TASK REQUIREMENTS — Write out verbatim the stretch of the data from the line containing "Point: [120, 582, 142, 596]" through the line containing "Point: [122, 626, 145, 640]", including both of those lines.

PROVIDED INFORMATION —
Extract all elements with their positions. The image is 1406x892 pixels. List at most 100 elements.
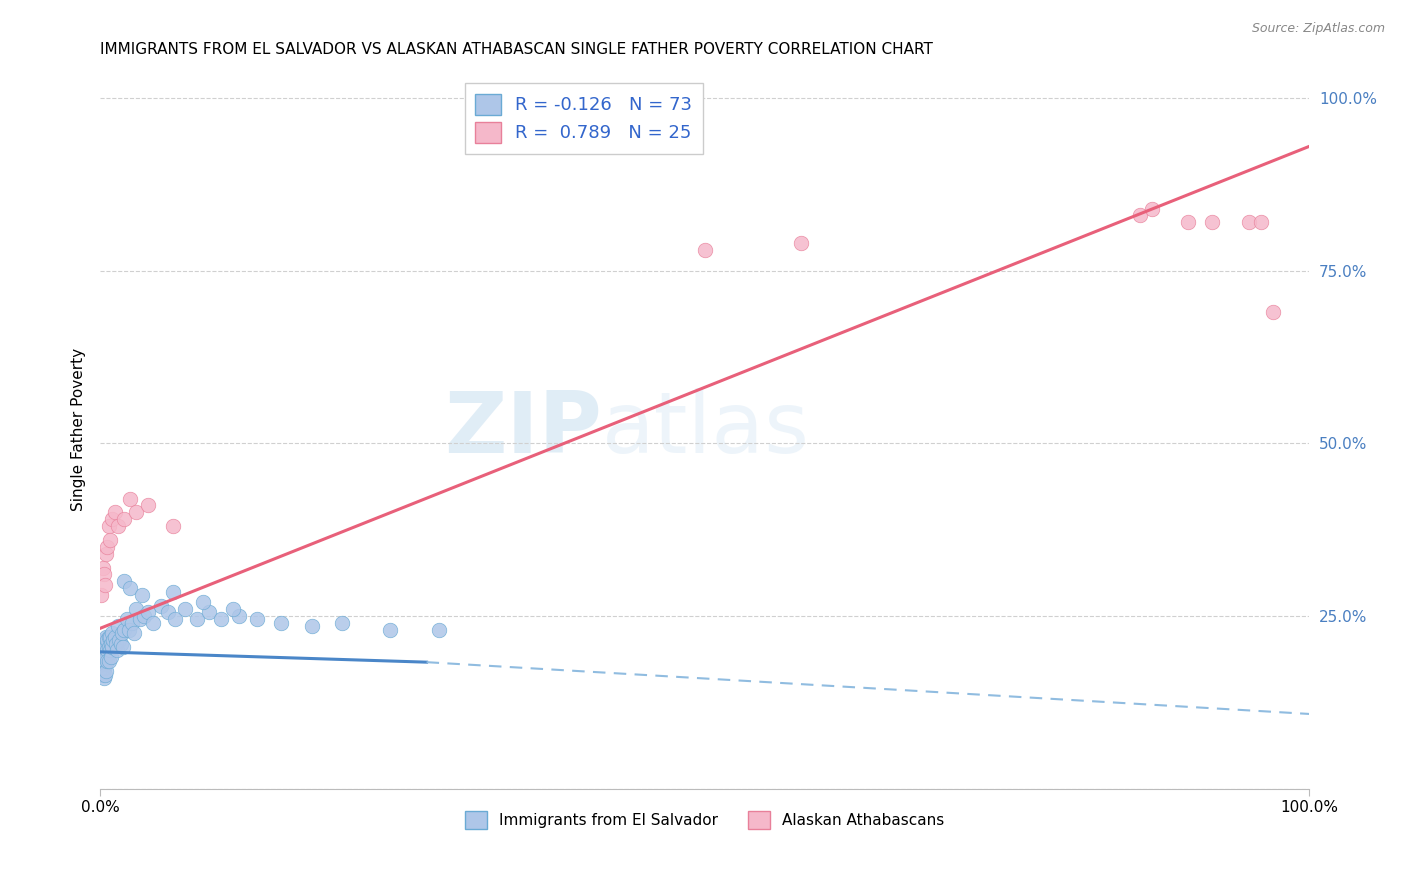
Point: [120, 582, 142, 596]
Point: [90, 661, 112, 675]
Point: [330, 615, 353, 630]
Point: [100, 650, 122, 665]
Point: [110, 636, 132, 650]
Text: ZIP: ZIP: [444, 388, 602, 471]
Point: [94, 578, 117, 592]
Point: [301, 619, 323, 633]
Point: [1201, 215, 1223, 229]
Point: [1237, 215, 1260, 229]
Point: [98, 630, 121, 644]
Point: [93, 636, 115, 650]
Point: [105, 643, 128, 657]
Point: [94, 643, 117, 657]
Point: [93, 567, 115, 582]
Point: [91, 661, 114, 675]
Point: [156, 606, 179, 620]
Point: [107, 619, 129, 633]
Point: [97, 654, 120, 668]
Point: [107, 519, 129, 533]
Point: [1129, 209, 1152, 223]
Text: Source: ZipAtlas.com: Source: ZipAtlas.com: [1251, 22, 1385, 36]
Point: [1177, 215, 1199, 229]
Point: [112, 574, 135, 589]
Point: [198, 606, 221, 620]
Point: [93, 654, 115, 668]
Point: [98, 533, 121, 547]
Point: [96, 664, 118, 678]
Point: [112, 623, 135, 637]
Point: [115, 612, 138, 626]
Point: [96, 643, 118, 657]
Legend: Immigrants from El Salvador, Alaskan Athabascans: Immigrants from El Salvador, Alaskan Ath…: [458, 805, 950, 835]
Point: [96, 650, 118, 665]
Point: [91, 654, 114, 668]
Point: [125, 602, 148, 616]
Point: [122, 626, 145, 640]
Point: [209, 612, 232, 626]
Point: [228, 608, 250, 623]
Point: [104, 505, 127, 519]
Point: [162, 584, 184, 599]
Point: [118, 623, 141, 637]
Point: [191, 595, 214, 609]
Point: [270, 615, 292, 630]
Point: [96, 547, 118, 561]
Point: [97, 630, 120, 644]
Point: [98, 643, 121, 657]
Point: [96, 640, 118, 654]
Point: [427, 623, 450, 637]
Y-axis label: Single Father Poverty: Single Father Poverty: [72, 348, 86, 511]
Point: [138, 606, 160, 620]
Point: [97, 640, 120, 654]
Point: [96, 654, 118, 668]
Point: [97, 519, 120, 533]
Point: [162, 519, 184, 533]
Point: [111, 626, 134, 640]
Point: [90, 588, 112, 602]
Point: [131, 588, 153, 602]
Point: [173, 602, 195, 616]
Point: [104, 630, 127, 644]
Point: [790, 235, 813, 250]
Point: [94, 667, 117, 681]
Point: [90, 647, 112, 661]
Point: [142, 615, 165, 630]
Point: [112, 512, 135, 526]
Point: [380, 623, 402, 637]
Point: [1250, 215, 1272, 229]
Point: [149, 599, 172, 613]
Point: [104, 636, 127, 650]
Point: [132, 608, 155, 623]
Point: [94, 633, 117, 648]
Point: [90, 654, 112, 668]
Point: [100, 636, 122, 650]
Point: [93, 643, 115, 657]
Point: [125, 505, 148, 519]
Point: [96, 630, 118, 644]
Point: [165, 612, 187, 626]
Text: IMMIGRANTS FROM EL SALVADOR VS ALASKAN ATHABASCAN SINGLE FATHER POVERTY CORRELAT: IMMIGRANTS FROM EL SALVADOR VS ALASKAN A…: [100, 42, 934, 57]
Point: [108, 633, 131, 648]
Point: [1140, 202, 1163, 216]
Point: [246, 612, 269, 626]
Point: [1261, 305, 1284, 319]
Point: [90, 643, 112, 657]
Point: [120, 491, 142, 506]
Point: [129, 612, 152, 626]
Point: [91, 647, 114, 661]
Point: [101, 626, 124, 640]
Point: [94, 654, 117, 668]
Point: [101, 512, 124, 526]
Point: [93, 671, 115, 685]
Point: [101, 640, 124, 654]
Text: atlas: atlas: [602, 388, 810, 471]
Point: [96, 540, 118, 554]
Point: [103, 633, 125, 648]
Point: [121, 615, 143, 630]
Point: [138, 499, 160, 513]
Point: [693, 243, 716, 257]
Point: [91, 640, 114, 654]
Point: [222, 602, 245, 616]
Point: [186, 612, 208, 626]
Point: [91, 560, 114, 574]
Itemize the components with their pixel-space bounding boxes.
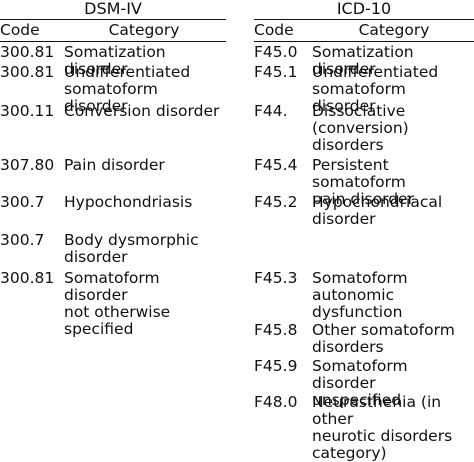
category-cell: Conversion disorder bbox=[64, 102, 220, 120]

TASK RESULT —
Point: [120, 582, 142, 596]
Point: [90, 661, 112, 675]
Point: [330, 615, 353, 630]
Point: [100, 650, 122, 665]
Point: [110, 636, 132, 650]
Text: ZIP: ZIP: [444, 388, 602, 471]
Point: [94, 578, 117, 592]
Point: [301, 619, 323, 633]
Point: [1201, 215, 1223, 229]
Point: [1237, 215, 1260, 229]
Point: [98, 630, 121, 644]
Point: [93, 636, 115, 650]
Point: [105, 643, 128, 657]
Point: [94, 643, 117, 657]
Point: [93, 567, 115, 582]
Point: [91, 661, 114, 675]
Point: [156, 606, 179, 620]
Point: [107, 619, 129, 633]
Point: [97, 654, 120, 668]
Point: [107, 519, 129, 533]
Point: [1129, 209, 1152, 223]
Text: Source: ZipAtlas.com: Source: ZipAtlas.com: [1251, 22, 1385, 36]
Point: [1177, 215, 1199, 229]
Point: [112, 574, 135, 589]
Point: [198, 606, 221, 620]
Point: [93, 654, 115, 668]
Point: [98, 533, 121, 547]
Point: [96, 664, 118, 678]
Point: [112, 623, 135, 637]
Point: [115, 612, 138, 626]
Point: [96, 643, 118, 657]
Legend: Immigrants from El Salvador, Alaskan Athabascans: Immigrants from El Salvador, Alaskan Ath…: [458, 805, 950, 835]
Point: [96, 650, 118, 665]
Point: [91, 654, 114, 668]
Point: [125, 602, 148, 616]
Point: [122, 626, 145, 640]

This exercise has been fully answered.